- _Stored records_
>>>>>
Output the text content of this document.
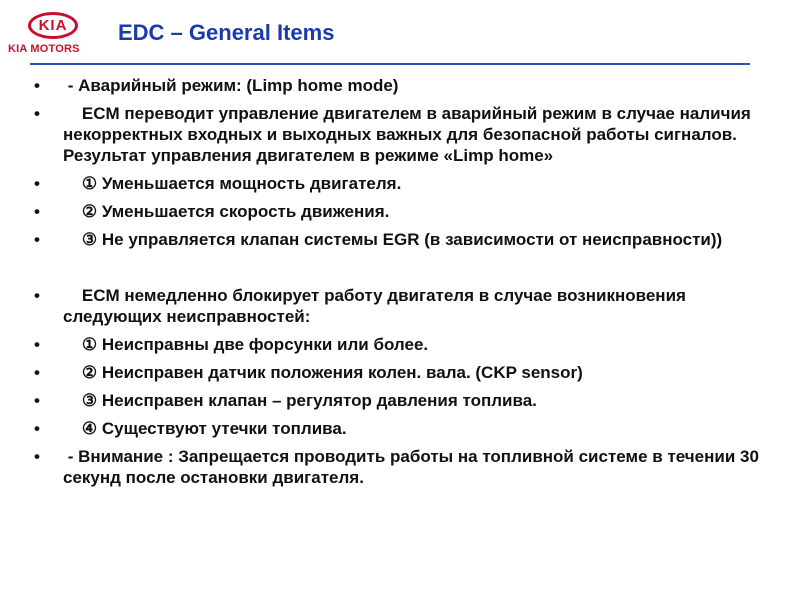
KIA
KIA MOTORS
EDC – General Items
• - Аварийный режим: (Limp home mode)
• ECM переводит управление двигателем в аварийный режим в случае наличия некорректных входных и выходных важных для безопасной работы сигналов. Результат управления двигателем в режиме «Limp home»
• ① Уменьшается мощность двигателя.
• ② Уменьшается скорость движения.
• ③ Не управляется клапан системы EGR (в зависимости от неисправности))
• ECM немедленно блокирует работу двигателя в случае возникновения следующих неисправностей:
• ① Неисправны две форсунки или более.
• ② Неисправен датчик положения колен. вала. (CKP sensor)
• ③ Неисправен клапан – регулятор давления топлива.
• ④ Существуют утечки топлива.
• - Внимание : Запрещается проводить работы на топливной системе в течении 30 секунд после остановки двигателя.
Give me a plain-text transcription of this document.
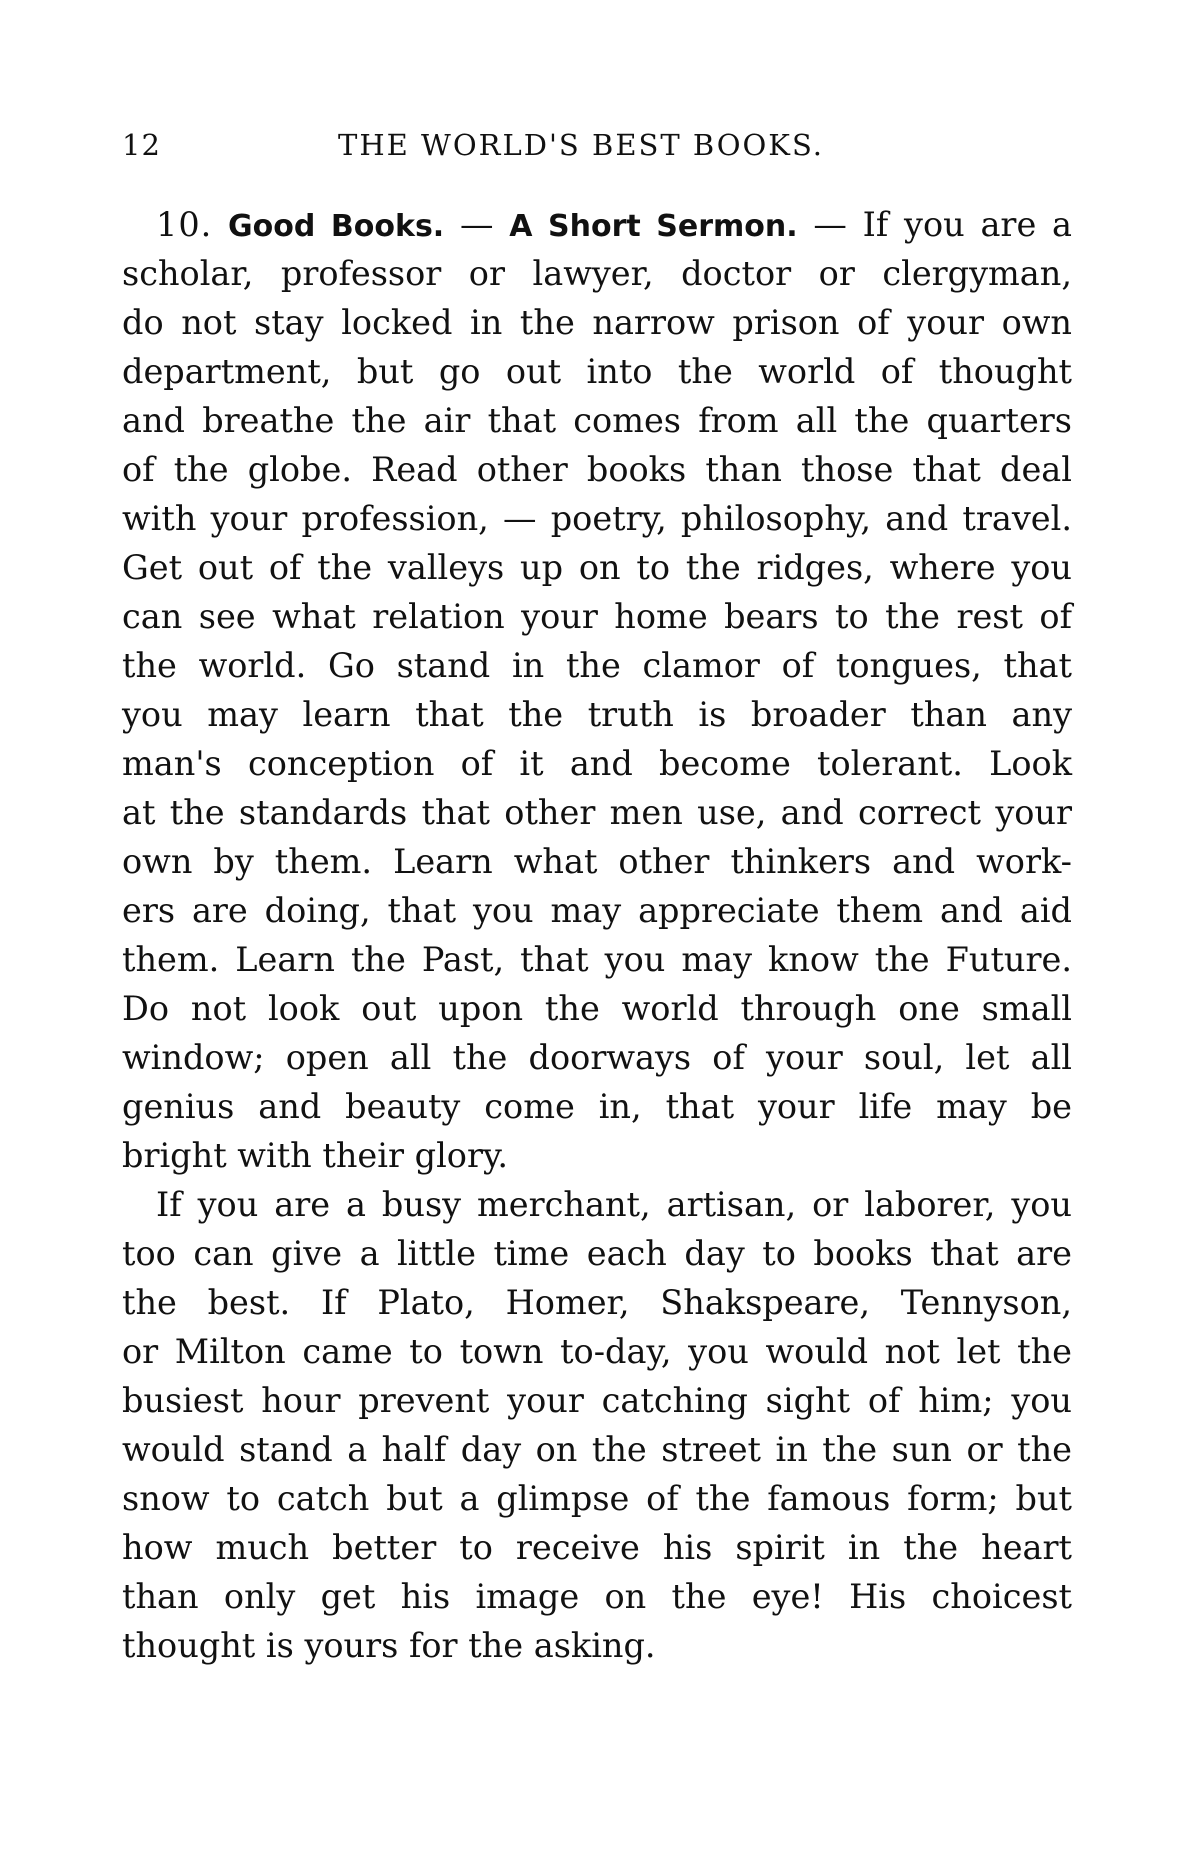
12	THE WORLD'S BEST BOOKS.
10. Good Books. — A Short Sermon. — If you are a
scholar, professor or lawyer, doctor or clergyman,
do not stay locked in the narrow prison of your own
department, but go out into the world of thought
and breathe the air that comes from all the quarters
of the globe. Read other books than those that deal
with your profession, — poetry, philosophy, and travel.
Get out of the valleys up on to the ridges, where you
can see what relation your home bears to the rest of
the world. Go stand in the clamor of tongues, that
you may learn that the truth is broader than any
man's conception of it and become tolerant. Look
at the standards that other men use, and correct your
own by them. Learn what other thinkers and work-
ers are doing, that you may appreciate them and aid
them. Learn the Past, that you may know the Future.
Do not look out upon the world through one small
window; open all the doorways of your soul, let all
genius and beauty come in, that your life may be
bright with their glory.
If you are a busy merchant, artisan, or laborer, you
too can give a little time each day to books that are
the best. If Plato, Homer, Shakspeare, Tennyson,
or Milton came to town to-day, you would not let the
busiest hour prevent your catching sight of him; you
would stand a half day on the street in the sun or the
snow to catch but a glimpse of the famous form; but
how much better to receive his spirit in the heart
than only get his image on the eye! His choicest
thought is yours for the asking.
<<<<<
- _Task to complete_
Every line of the listing that holds "работы" should be found and copied.

- _Response for this exercise_
• ECM переводит управление двигателем в аварийный режим в случае наличия некорректных входных и выходных важных для безопасной работы сигналов. Результат управления двигателем в режиме «Limp home»
• - Внимание : Запрещается проводить работы на топливной системе в течении 30 секунд после остановки двигателя.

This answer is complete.